* start *

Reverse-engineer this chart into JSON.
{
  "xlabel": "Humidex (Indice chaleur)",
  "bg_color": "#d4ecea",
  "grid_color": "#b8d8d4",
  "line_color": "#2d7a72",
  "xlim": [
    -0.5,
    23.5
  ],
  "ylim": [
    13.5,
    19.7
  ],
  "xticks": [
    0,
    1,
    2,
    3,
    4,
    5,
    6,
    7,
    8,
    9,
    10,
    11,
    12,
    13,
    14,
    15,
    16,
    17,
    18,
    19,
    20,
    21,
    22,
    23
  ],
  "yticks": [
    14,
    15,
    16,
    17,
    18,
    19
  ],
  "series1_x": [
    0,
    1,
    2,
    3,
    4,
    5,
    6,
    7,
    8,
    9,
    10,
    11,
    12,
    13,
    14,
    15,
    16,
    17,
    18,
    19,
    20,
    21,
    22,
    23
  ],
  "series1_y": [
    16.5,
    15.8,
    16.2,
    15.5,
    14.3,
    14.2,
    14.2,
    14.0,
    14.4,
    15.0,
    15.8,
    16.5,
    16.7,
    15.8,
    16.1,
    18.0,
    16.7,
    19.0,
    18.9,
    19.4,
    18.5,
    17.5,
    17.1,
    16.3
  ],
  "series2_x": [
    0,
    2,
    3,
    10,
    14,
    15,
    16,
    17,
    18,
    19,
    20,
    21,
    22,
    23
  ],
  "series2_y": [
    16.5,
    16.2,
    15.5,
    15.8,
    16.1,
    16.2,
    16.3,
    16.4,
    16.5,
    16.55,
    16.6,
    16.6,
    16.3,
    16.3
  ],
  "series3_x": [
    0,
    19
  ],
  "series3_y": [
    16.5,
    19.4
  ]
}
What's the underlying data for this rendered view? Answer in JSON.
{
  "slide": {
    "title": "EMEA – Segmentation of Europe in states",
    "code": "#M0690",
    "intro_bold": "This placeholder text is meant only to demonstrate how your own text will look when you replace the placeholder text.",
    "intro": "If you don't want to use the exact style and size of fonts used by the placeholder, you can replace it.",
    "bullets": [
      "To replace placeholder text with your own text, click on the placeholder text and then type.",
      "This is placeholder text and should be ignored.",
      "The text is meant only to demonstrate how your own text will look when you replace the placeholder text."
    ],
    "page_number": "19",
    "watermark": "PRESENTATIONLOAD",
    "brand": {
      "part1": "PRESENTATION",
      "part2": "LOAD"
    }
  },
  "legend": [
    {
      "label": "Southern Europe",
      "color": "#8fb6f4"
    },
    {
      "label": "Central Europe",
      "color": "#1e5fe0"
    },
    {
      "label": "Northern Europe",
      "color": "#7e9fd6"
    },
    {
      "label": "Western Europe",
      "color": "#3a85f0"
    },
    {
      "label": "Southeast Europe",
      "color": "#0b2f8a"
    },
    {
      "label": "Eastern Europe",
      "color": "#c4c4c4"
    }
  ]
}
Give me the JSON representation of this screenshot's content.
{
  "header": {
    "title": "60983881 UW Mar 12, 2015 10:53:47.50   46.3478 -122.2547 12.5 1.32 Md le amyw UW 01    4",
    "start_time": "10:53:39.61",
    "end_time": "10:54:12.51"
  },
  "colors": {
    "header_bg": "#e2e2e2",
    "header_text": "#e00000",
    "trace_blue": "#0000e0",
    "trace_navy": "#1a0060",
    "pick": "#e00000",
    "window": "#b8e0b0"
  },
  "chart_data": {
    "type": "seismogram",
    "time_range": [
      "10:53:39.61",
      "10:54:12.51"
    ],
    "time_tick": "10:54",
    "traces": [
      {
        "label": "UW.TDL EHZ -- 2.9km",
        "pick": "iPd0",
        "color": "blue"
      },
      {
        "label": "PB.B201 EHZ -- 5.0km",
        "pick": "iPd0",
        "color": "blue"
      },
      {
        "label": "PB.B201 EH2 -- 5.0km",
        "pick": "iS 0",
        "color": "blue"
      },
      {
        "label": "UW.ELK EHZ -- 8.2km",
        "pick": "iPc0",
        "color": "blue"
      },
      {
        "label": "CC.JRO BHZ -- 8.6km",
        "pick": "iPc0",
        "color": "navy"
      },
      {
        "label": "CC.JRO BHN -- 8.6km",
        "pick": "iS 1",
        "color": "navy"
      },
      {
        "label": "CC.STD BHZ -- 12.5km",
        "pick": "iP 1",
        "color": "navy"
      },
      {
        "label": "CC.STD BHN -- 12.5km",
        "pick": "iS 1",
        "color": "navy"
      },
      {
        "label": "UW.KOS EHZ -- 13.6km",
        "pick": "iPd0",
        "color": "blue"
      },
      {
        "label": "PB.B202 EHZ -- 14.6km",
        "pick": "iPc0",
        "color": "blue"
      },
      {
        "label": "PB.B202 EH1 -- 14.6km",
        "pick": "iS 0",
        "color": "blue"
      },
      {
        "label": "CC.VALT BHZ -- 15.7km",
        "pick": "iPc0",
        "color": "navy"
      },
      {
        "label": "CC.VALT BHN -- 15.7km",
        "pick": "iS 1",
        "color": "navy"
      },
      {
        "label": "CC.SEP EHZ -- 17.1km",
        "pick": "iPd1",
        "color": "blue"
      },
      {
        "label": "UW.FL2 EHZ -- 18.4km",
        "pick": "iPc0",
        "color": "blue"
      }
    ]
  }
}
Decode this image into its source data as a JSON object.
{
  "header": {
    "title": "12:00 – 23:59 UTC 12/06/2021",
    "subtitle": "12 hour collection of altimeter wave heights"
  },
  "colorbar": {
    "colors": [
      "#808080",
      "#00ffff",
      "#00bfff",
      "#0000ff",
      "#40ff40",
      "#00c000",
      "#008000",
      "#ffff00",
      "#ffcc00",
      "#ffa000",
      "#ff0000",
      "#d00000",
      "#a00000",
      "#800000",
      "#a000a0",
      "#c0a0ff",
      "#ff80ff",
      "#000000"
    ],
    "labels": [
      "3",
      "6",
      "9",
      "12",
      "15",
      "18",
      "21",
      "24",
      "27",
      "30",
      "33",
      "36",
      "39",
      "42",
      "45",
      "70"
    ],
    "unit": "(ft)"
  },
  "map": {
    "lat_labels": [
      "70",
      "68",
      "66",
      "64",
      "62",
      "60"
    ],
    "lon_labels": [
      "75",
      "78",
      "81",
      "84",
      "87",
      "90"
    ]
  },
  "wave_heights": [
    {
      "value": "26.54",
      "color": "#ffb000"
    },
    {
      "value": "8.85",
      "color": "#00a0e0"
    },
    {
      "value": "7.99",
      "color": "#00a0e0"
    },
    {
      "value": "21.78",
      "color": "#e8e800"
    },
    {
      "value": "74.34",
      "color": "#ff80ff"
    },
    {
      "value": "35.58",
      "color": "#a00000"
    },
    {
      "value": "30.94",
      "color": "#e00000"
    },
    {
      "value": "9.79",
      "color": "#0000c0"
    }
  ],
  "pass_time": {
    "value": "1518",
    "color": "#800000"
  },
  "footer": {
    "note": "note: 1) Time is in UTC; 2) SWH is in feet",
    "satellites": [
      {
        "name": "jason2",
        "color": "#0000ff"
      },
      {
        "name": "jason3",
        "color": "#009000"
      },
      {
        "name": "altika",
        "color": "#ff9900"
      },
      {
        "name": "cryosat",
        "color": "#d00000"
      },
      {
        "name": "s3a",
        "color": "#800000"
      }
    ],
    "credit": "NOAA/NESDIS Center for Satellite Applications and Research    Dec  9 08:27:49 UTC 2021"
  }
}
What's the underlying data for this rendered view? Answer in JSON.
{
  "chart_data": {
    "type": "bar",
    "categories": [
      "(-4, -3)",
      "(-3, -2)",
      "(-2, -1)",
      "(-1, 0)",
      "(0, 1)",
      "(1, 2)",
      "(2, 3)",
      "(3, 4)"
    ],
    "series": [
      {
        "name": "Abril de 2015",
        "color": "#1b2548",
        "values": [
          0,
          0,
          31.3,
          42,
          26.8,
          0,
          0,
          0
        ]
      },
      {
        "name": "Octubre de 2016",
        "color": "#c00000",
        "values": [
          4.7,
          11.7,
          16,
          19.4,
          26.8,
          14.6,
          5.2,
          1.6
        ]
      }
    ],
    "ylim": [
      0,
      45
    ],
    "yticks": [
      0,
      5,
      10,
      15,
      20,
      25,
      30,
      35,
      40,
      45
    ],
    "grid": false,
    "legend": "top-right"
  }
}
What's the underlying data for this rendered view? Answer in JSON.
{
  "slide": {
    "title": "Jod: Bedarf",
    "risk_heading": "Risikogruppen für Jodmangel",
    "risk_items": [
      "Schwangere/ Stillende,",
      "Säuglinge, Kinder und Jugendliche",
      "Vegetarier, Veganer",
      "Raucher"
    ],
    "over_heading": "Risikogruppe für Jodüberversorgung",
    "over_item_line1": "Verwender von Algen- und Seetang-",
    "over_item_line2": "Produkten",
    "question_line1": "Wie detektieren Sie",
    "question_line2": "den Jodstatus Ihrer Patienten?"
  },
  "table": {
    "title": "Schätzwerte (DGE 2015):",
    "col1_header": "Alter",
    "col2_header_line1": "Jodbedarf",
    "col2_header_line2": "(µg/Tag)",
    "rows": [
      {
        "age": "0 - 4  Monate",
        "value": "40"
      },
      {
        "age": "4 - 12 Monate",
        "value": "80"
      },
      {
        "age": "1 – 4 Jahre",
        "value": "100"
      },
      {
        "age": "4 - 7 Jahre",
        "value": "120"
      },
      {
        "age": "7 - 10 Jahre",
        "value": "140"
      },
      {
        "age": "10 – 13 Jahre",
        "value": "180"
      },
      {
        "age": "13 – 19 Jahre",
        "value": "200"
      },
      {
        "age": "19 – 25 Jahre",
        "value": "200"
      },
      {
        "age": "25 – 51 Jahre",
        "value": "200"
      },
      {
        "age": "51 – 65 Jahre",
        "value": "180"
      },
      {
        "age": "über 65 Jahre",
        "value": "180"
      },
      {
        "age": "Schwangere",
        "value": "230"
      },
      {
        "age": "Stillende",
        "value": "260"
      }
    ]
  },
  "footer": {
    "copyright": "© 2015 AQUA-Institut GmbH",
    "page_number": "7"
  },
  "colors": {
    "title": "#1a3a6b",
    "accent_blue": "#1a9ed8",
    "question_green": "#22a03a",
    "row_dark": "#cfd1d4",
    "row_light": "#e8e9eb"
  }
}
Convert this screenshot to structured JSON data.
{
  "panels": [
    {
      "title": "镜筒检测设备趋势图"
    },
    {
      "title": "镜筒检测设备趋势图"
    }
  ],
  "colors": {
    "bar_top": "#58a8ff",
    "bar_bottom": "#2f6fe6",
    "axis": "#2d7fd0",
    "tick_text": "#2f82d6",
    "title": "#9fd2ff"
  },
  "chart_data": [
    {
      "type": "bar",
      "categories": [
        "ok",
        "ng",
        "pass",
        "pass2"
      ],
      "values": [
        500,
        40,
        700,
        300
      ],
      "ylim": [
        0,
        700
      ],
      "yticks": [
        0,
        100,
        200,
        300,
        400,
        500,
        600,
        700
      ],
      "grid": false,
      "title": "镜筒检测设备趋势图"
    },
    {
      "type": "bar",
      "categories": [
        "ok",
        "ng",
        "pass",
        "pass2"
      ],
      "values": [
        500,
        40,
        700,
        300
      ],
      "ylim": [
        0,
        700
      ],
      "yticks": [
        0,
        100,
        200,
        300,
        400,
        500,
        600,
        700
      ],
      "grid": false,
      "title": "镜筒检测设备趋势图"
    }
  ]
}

* end *

• **Task requirements**
Every line of the listing that holds "JSON" should be found and copied.

• **Written solution**
Reverse-engineer this chart into JSON.
What's the underlying data for this rendered view? Answer in JSON.
Give me the JSON representation of this screenshot's content.
Decode this image into its source data as a JSON object.
What's the underlying data for this rendered view? Answer in JSON.
What's the underlying data for this rendered view? Answer in JSON.
Convert this screenshot to structured JSON data.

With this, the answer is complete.